(WORK TO COMPLETE):
Output every entry exactly, from the first line to the last.

(RECORDS TO USE):
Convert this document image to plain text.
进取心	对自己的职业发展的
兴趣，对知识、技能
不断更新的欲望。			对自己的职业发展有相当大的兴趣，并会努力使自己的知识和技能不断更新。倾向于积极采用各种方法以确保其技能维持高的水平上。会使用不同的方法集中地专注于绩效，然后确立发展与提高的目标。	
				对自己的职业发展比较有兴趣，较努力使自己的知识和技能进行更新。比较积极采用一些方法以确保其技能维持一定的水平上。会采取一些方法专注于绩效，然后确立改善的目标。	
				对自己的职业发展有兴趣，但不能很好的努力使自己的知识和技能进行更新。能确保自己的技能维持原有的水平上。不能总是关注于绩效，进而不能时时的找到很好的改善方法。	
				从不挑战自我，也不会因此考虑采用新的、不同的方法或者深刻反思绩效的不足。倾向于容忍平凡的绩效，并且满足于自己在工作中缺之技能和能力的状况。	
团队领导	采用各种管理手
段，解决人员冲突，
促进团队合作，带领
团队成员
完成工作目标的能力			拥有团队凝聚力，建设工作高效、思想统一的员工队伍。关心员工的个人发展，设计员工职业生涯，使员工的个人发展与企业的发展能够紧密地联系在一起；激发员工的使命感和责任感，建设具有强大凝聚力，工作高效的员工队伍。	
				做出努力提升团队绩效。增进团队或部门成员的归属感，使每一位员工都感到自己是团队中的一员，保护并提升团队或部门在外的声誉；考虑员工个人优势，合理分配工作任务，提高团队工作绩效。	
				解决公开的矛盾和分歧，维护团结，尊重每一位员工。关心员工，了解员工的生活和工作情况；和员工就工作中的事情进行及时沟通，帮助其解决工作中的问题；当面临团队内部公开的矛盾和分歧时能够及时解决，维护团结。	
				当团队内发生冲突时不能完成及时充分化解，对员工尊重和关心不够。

(SOLUTION TO THIS EXERCISE):
Convert this document image to plain text.
进取心	对自己的职业发展的
兴趣，对知识、技能
不断更新的欲望。			对自己的职业发展有相当大的兴趣，并会努力使自己的知识和技能不断更新。倾向于积极采用各种方法以确保其技能维持高的水平上。会使用不同的方法集中地专注于绩效，然后确立发展与提高的目标。	
				对自己的职业发展比较有兴趣，较努力使自己的知识和技能进行更新。比较积极采用一些方法以确保其技能维持一定的水平上。会采取一些方法专注于绩效，然后确立改善的目标。	
				对自己的职业发展有兴趣，但不能很好的努力使自己的知识和技能进行更新。能确保自己的技能维持原有的水平上。不能总是关注于绩效，进而不能时时的找到很好的改善方法。	
				从不挑战自我，也不会因此考虑采用新的、不同的方法或者深刻反思绩效的不足。倾向于容忍平凡的绩效，并且满足于自己在工作中缺之技能和能力的状况。	
团队领导	采用各种管理手
段，解决人员冲突，
促进团队合作，带领
团队成员
完成工作目标的能力			拥有团队凝聚力，建设工作高效、思想统一的员工队伍。关心员工的个人发展，设计员工职业生涯，使员工的个人发展与企业的发展能够紧密地联系在一起；激发员工的使命感和责任感，建设具有强大凝聚力，工作高效的员工队伍。	
				做出努力提升团队绩效。增进团队或部门成员的归属感，使每一位员工都感到自己是团队中的一员，保护并提升团队或部门在外的声誉；考虑员工个人优势，合理分配工作任务，提高团队工作绩效。	
				解决公开的矛盾和分歧，维护团结，尊重每一位员工。关心员工，了解员工的生活和工作情况；和员工就工作中的事情进行及时沟通，帮助其解决工作中的问题；当面临团队内部公开的矛盾和分歧时能够及时解决，维护团结。	
				当团队内发生冲突时不能完成及时充分化解，对员工尊重和关心不够。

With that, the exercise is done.